#### TASK MATERIAL

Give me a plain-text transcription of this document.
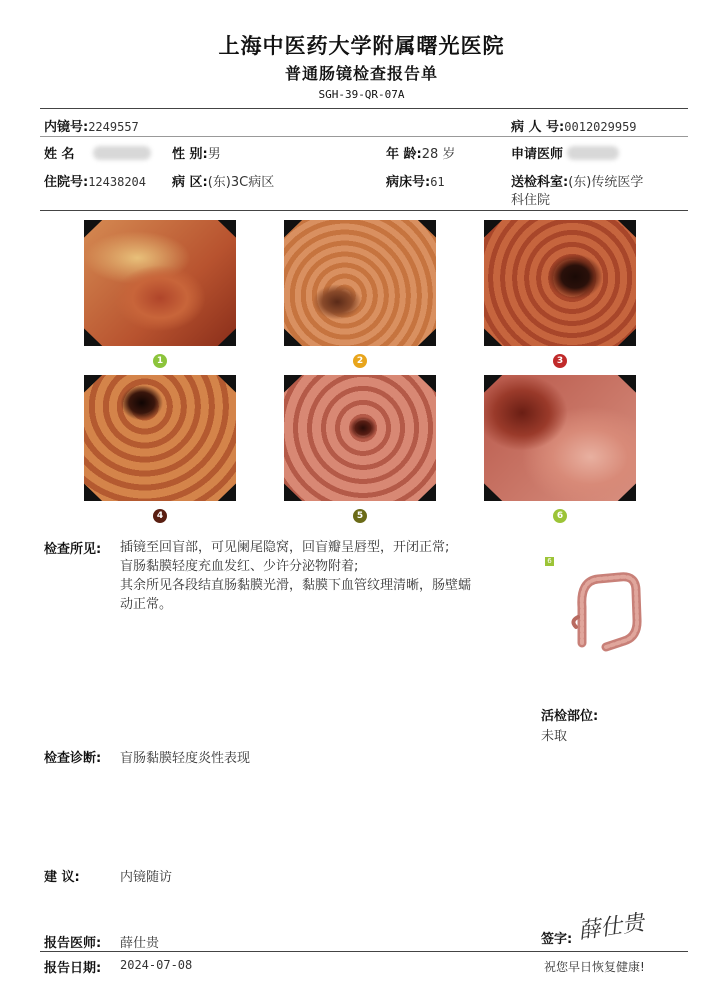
上海中医药大学附属曙光医院
普通肠镜检查报告单
SGH-39-QR-07A
内镜号:2249557	病 人 号:0012029959
姓 名	性 别:男	年 龄:28 岁	申请医师
住院号:12438204 病 区:(东)3C病区	病床号:61	送检科室:(东)传统医学
科住院
1	2	3
4	5	6
检查所见: 插镜至回盲部，可见阑尾隐窝，回盲瓣呈唇型，开闭正常;
盲肠黏膜轻度充血发红、少许分泌物附着;
其余所见各段结直肠黏膜光滑，黏膜下血管纹理清晰，肠壁蠕
动正常。
6
活检部位:
未取
检查诊断: 盲肠黏膜轻度炎性表现
建 议:	内镜随访
报告医师: 薛仕贵	签字: 薛仕贵
报告日期: 2024-07-08	祝您早日恢复健康!
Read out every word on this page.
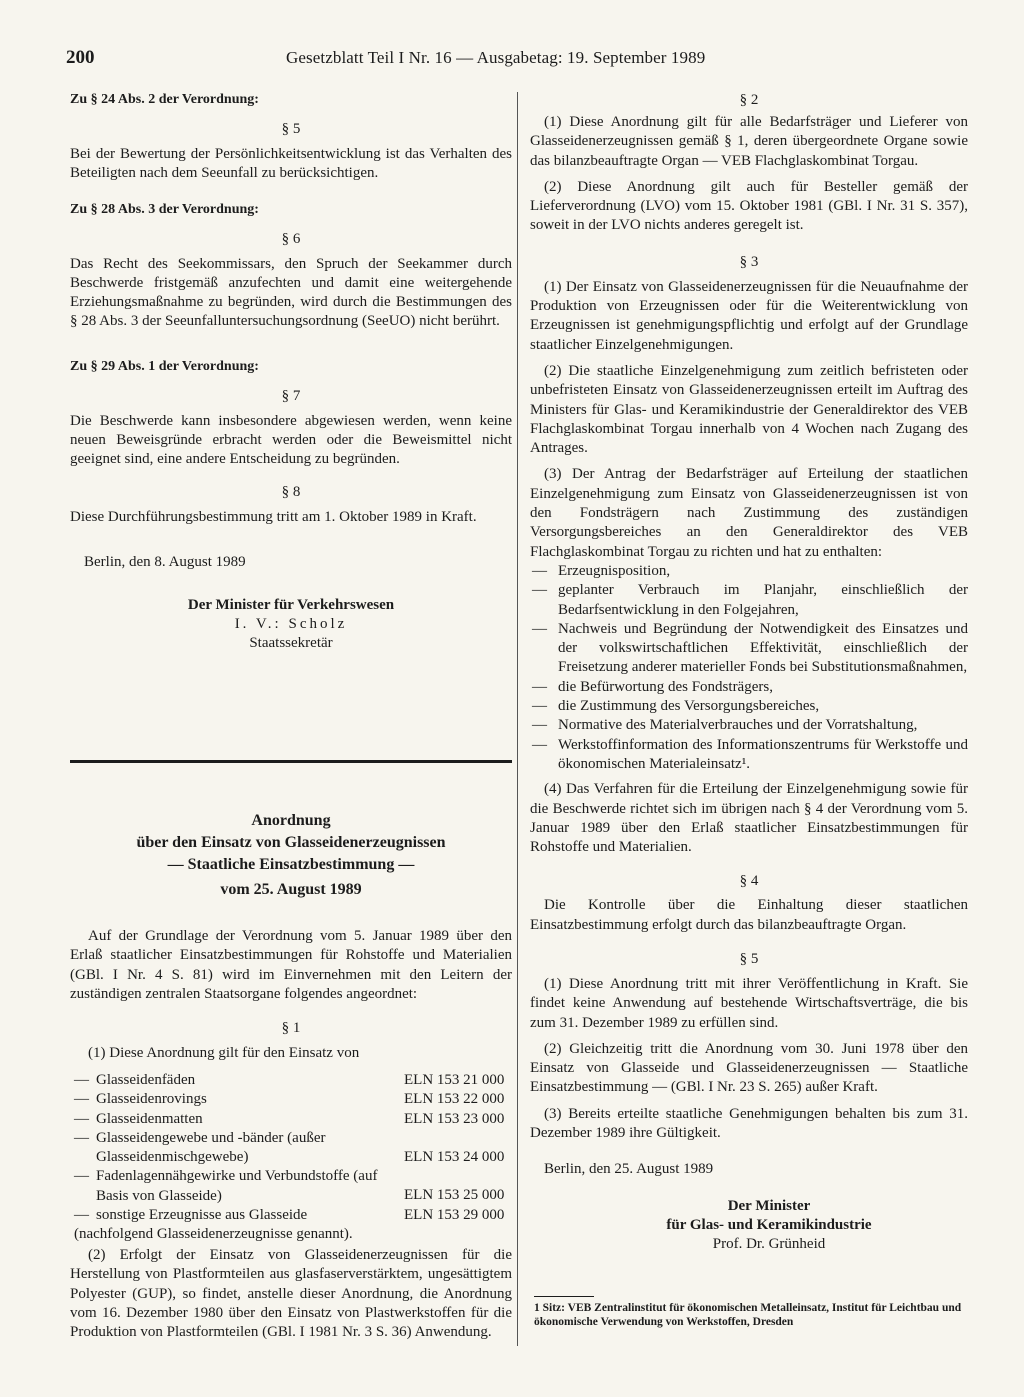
200	Gesetzblatt Teil I Nr. 16 — Ausgabetag: 19. September 1989

Zu § 24 Abs. 2 der Verordnung:

§ 5

Bei der Bewertung der Persönlichkeitsentwicklung ist das Verhalten des Beteiligten nach dem Seeunfall zu berücksichtigen.

Zu § 28 Abs. 3 der Verordnung:

§ 6

Das Recht des Seekommissars, den Spruch der Seekammer durch Beschwerde fristgemäß anzufechten und damit eine weitergehende Erziehungsmaßnahme zu begründen, wird durch die Bestimmungen des § 28 Abs. 3 der Seeunfalluntersuchungsordnung (SeeUO) nicht berührt.

Zu § 29 Abs. 1 der Verordnung:

§ 7

Die Beschwerde kann insbesondere abgewiesen werden, wenn keine neuen Beweisgründe erbracht werden oder die Beweismittel nicht geeignet sind, eine andere Entscheidung zu begründen.

§ 8

Diese Durchführungsbestimmung tritt am 1. Oktober 1989 in Kraft.

Berlin, den 8. August 1989

Der Minister für Verkehrswesen

I. V.: Scholz

Staatssekretär

Anordnung

über den Einsatz von Glasseidenerzeugnissen

— Staatliche Einsatzbestimmung —

vom 25. August 1989

Auf der Grundlage der Verordnung vom 5. Januar 1989 über den Erlaß staatlicher Einsatzbestimmungen für Rohstoffe und Materialien (GBl. I Nr. 4 S. 81) wird im Einvernehmen mit den Leitern der zuständigen zentralen Staatsorgane folgendes angeordnet:

§ 1

(1) Diese Anordnung gilt für den Einsatz von

— Glasseidenfäden	ELN 153 21 000
— Glasseidenrovings	ELN 153 22 000
— Glasseidenmatten	ELN 153 23 000
— Glasseidengewebe und -bänder (außer Glasseidenmischgewebe)	ELN 153 24 000
— Fadenlagennähgewirke und Verbundstoffe (auf Basis von Glasseide)	ELN 153 25 000
— sonstige Erzeugnisse aus Glasseide	ELN 153 29 000
(nachfolgend Glasseidenerzeugnisse genannt).

(2) Erfolgt der Einsatz von Glasseidenerzeugnissen für die Herstellung von Plastformteilen aus glasfaserverstärktem, ungesättigtem Polyester (GUP), so findet, anstelle dieser Anordnung, die Anordnung vom 16. Dezember 1980 über den Einsatz von Plastwerkstoffen für die Produktion von Plastformteilen (GBl. I 1981 Nr. 3 S. 36) Anwendung.

§ 2

(1) Diese Anordnung gilt für alle Bedarfsträger und Lieferer von Glasseidenerzeugnissen gemäß § 1, deren übergeordnete Organe sowie das bilanzbeauftragte Organ — VEB Flachglaskombinat Torgau.

(2) Diese Anordnung gilt auch für Besteller gemäß der Lieferverordnung (LVO) vom 15. Oktober 1981 (GBl. I Nr. 31 S. 357), soweit in der LVO nichts anderes geregelt ist.

§ 3

(1) Der Einsatz von Glasseidenerzeugnissen für die Neuaufnahme der Produktion von Erzeugnissen oder für die Weiterentwicklung von Erzeugnissen ist genehmigungspflichtig und erfolgt auf der Grundlage staatlicher Einzelgenehmigungen.

(2) Die staatliche Einzelgenehmigung zum zeitlich befristeten oder unbefristeten Einsatz von Glasseidenerzeugnissen erteilt im Auftrag des Ministers für Glas- und Keramikindustrie der Generaldirektor des VEB Flachglaskombinat Torgau innerhalb von 4 Wochen nach Zugang des Antrages.

(3) Der Antrag der Bedarfsträger auf Erteilung der staatlichen Einzelgenehmigung zum Einsatz von Glasseidenerzeugnissen ist von den Fondsträgern nach Zustimmung des zuständigen Versorgungsbereiches an den Generaldirektor des VEB Flachglaskombinat Torgau zu richten und hat zu enthalten:

— Erzeugnisposition,

— geplanter Verbrauch im Planjahr, einschließlich der Bedarfsentwicklung in den Folgejahren,

— Nachweis und Begründung der Notwendigkeit des Einsatzes und der volkswirtschaftlichen Effektivität, einschließlich der Freisetzung anderer materieller Fonds bei Substitutionsmaßnahmen,

— die Befürwortung des Fondsträgers,

— die Zustimmung des Versorgungsbereiches,

— Normative des Materialverbrauches und der Vorratshaltung,

— Werkstoffinformation des Informationszentrums für Werkstoffe und ökonomischen Materialeinsatz¹.

(4) Das Verfahren für die Erteilung der Einzelgenehmigung sowie für die Beschwerde richtet sich im übrigen nach § 4 der Verordnung vom 5. Januar 1989 über den Erlaß staatlicher Einsatzbestimmungen für Rohstoffe und Materialien.

§ 4

Die Kontrolle über die Einhaltung dieser staatlichen Einsatzbestimmung erfolgt durch das bilanzbeauftragte Organ.

§ 5

(1) Diese Anordnung tritt mit ihrer Veröffentlichung in Kraft. Sie findet keine Anwendung auf bestehende Wirtschaftsverträge, die bis zum 31. Dezember 1989 zu erfüllen sind.

(2) Gleichzeitig tritt die Anordnung vom 30. Juni 1978 über den Einsatz von Glasseide und Glasseidenerzeugnissen — Staatliche Einsatzbestimmung — (GBl. I Nr. 23 S. 265) außer Kraft.

(3) Bereits erteilte staatliche Genehmigungen behalten bis zum 31. Dezember 1989 ihre Gültigkeit.

Berlin, den 25. August 1989

Der Minister

für Glas- und Keramikindustrie

Prof. Dr. Grünheid

1 Sitz: VEB Zentralinstitut für ökonomischen Metalleinsatz, Institut für Leichtbau und ökonomische Verwendung von Werkstoffen, Dresden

########

WORK TO BE COMPLETED | Pick out each line that holds the string "einschließlich".

EXERCISE ANSWER |
— geplanter Verbrauch im Planjahr, einschließlich der Bedarfsentwicklung in den Folgejahren,
— Nachweis und Begründung der Notwendigkeit des Einsatzes und der volkswirtschaftlichen Effektivität, einschließlich der Freisetzung anderer materieller Fonds bei Substitutionsmaßnahmen,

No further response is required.